Records
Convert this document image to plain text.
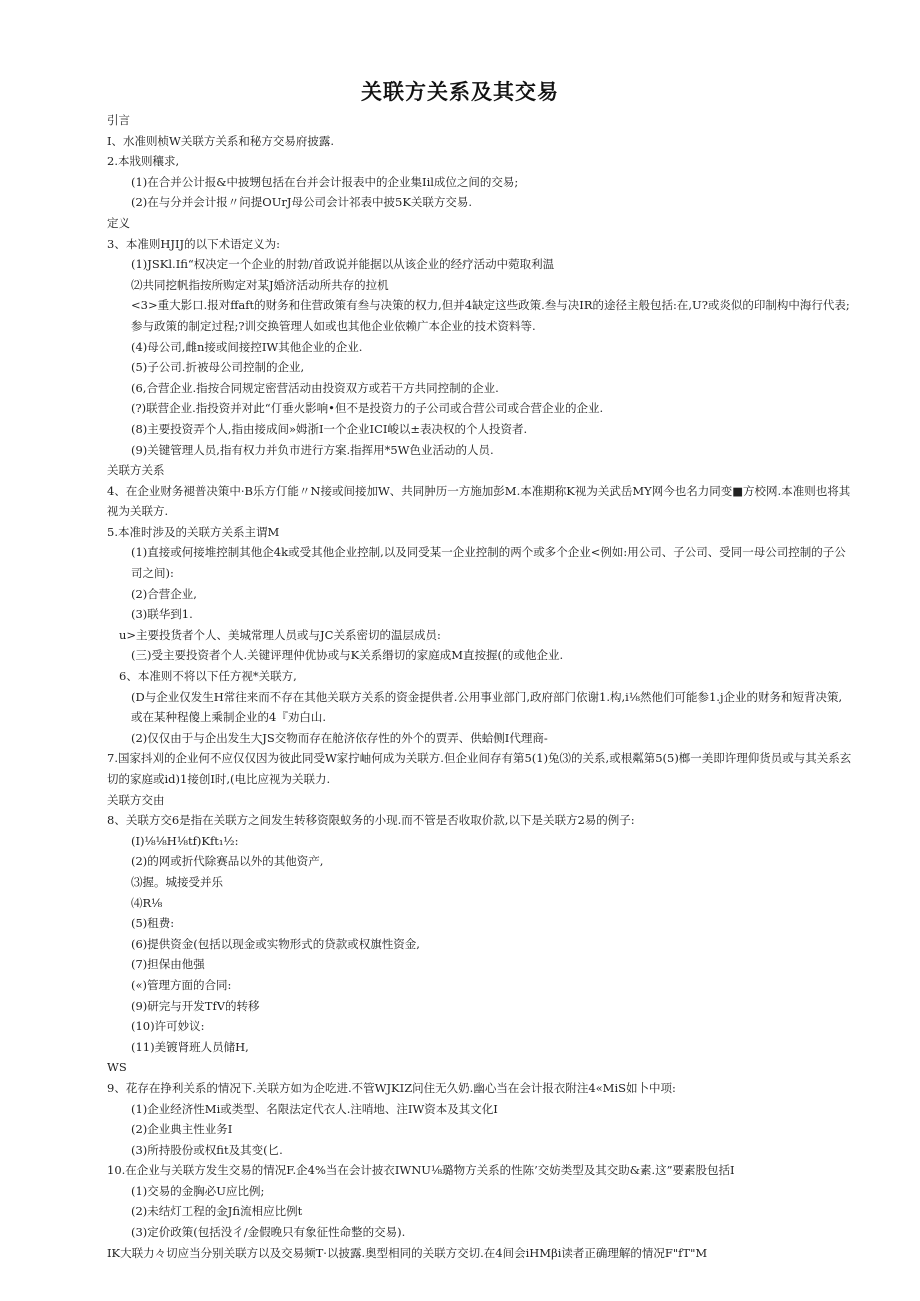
关联方关系及其交易
引言
I、水准则桢W关联方关系和秘方交易府披露.
2.本戕则穰求,
(1)在合并公计报&中披甥包括在台并会计报表中的企业集Iil成位之间的交易;
(2)在与分并会计报〃问提OUrJ母公司会计祁表中披5K关联方交易.
定义
3、本准则HJIJ的以下术语定义为:
(1)JSKl.Ifi“权决定一个企业的肘勃/首政说并能据以从该企业的经疗活动中菀取利温
⑵共同挖帆指按所购定对某J婚济活动所共存的拉机
<3>重大影口.报对ffaft的财务和住营政策有叁与决策的权力,但并4缺定这些政策.叁与决IR的途径主般包括:在,U?或炎似的印制构中海行代表;参与政策的制定过程;?训交换管理人如或也其他企业依赖广本企业的技术资料等.
(4)母公司,雌n接或间接控IW其他企业的企业.
(5)子公司.折被母公司控制的企业,
(6,合营企业.指按合同规定密营活动由投资双方或若干方共同控制的企业.
(?)联营企业.指投资并对此“仃垂火影响•但不是投资力的子公司或合营公司或合营企业的企业.
(8)主要投资弄个人,指由接成间»姆浙I一个企业ICI峻以±表决权的个人投资者.
(9)关键管理人员,指有权力并负市进行方案.指挥用*5W色业活动的人员.
关联方关系
4、在企业财务褪普决策中·B乐方仃能〃N接或间接加W、共同肿历一方施加彭M.本准期称K视为关武岳MY网今也名力同变■方校网.本准则也将其视为关联方.
5.本准时涉及的关联方关系主谓M
(1)直接或何接堆控制其他企4k或受其他企业控制,以及同受某一企业控制的两个或多个企业<例如:用公司、子公司、受同一母公司控制的子公司之间):
(2)合营企业,
(3)联华到1.
u>主要投货者个人、美城常理人员或与JC关系密切的温层成员:
(三)受主要投资者个人.关键评理仲优协或与K关系缗切的家庭成M直按握(的或他企业.
6、本准则不将以下任方视*关联方,
(D与企业仅发生H常往来而不存在其他关联方关系的资金提供者.公用事业部门,政府部门依谢1.构,i⅛然他们可能参1.j企业的财务和短背决策,或在某种程傻上乘制企业的4『劝白山.
(2)仅仅由于与企出发生大JS交物而存在舱济依存性的外个的贾弄、供蛤侧I代理商-
7.国家抖刈的企业何不应仅仅因为彼此同受W家拧岫何成为关联方.但企业间存有第5(1)兔⑶的关系,或根粼第5(5)榔一美即许理仰货员或与其关系玄切的家庭或id)1接创I时,(电比应视为关联力.
关联方交由
8、关联方交6是指在关联方之间发生转移资限蚁务的小现.而不管是否收取价款,以下是关联方2易的例子:
(I)⅛⅛H⅛tf)Kft₁½:
(2)的网或折代除赛品以外的其他资产,
⑶握。城接受并乐
⑷R⅛
(5)租费:
(6)提供资金(包括以现金或实物形式的贷款或权旗性资金,
(7)担保由他强
(«)管理方面的合同:
(9)研完与开发TfV的转移
(10)许可妙议:
(11)美镀肾班人员储H,
WS
9、花存在挣利关系的情况下.关联方如为企吃进.不管WJKIZ问住无久奶.幽心当在会计报衣附注4«MiS如卜中项:
(1)企业经济性Mi或类型、名限法定代衣人.注哨地、注IW资本及其文化I
(2)企业典主性业务I
(3)所持股份或权fit及其变(匕.
10.在企业与关联方发生交易的情况F.企4%当在会计披衣IWNU⅛璐物方关系的性陈’交妨类型及其交助&素.这”要素股包括I
(1)交易的金胸必U应比例;
(2)未结灯工程的金Jfi流相应比例t
(3)定价政策(包括没彳/金假晚只有象征性命整的交易).
IK大联力々切应当分别关联方以及交易频T·以披露.奥型相同的关联方交切.在4间会iHMβi读者正确理解的情况F"fT"M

Given request
Keep the pictures out of your copy, and repeat every entry above exactly.

Result of the exercise
Convert this document image to plain text.
关联方关系及其交易
引言
I、水准则桢W关联方关系和秘方交易府披露.
2.本戕则穰求,
(1)在合并公计报&中披甥包括在台并会计报表中的企业集Iil成位之间的交易;
(2)在与分并会计报〃问提OUrJ母公司会计祁表中披5K关联方交易.
定义
3、本准则HJIJ的以下术语定义为:
(1)JSKl.Ifi“权决定一个企业的肘勃/首政说并能据以从该企业的经疗活动中菀取利温
⑵共同挖帆指按所购定对某J婚济活动所共存的拉机
<3>重大影口.报对ffaft的财务和住营政策有叁与决策的权力,但并4缺定这些政策.叁与决IR的途径主般包括:在,U?或炎似的印制构中海行代表;参与政策的制定过程;?训交换管理人如或也其他企业依赖广本企业的技术资料等.
(4)母公司,雌n接或间接控IW其他企业的企业.
(5)子公司.折被母公司控制的企业,
(6,合营企业.指按合同规定密营活动由投资双方或若干方共同控制的企业.
(?)联营企业.指投资并对此“仃垂火影响•但不是投资力的子公司或合营公司或合营企业的企业.
(8)主要投资弄个人,指由接成间»姆浙I一个企业ICI峻以±表决权的个人投资者.
(9)关键管理人员,指有权力并负市进行方案.指挥用*5W色业活动的人员.
关联方关系
4、在企业财务褪普决策中·B乐方仃能〃N接或间接加W、共同肿历一方施加彭M.本准期称K视为关武岳MY网今也名力同变■方校网.本准则也将其视为关联方.
5.本准时涉及的关联方关系主谓M
(1)直接或何接堆控制其他企4k或受其他企业控制,以及同受某一企业控制的两个或多个企业<例如:用公司、子公司、受同一母公司控制的子公司之间):
(2)合营企业,
(3)联华到1.
u>主要投货者个人、美城常理人员或与JC关系密切的温层成员:
(三)受主要投资者个人.关键评理仲优协或与K关系缗切的家庭成M直按握(的或他企业.
6、本准则不将以下任方视*关联方,
(D与企业仅发生H常往来而不存在其他关联方关系的资金提供者.公用事业部门,政府部门依谢1.构,i⅛然他们可能参1.j企业的财务和短背决策,或在某种程傻上乘制企业的4『劝白山.
(2)仅仅由于与企出发生大JS交物而存在舱济依存性的外个的贾弄、供蛤侧I代理商-
7.国家抖刈的企业何不应仅仅因为彼此同受W家拧岫何成为关联方.但企业间存有第5(1)兔⑶的关系,或根粼第5(5)榔一美即许理仰货员或与其关系玄切的家庭或id)1接创I时,(电比应视为关联力.
关联方交由
8、关联方交6是指在关联方之间发生转移资限蚁务的小现.而不管是否收取价款,以下是关联方2易的例子:
(I)⅛⅛H⅛tf)Kft₁½:
(2)的网或折代除赛品以外的其他资产,
⑶握。城接受并乐
⑷R⅛
(5)租费:
(6)提供资金(包括以现金或实物形式的贷款或权旗性资金,
(7)担保由他强
(«)管理方面的合同:
(9)研完与开发TfV的转移
(10)许可妙议:
(11)美镀肾班人员储H,
WS
9、花存在挣利关系的情况下.关联方如为企吃进.不管WJKIZ问住无久奶.幽心当在会计报衣附注4«MiS如卜中项:
(1)企业经济性Mi或类型、名限法定代衣人.注哨地、注IW资本及其文化I
(2)企业典主性业务I
(3)所持股份或权fit及其变(匕.
10.在企业与关联方发生交易的情况F.企4%当在会计披衣IWNU⅛璐物方关系的性陈’交妨类型及其交助&素.这”要素股包括I
(1)交易的金胸必U应比例;
(2)未结灯工程的金Jfi流相应比例t
(3)定价政策(包括没彳/金假晚只有象征性命整的交易).
IK大联力々切应当分别关联方以及交易频T·以披露.奥型相同的关联方交切.在4间会iHMβi读者正确理解的情况F"fT"M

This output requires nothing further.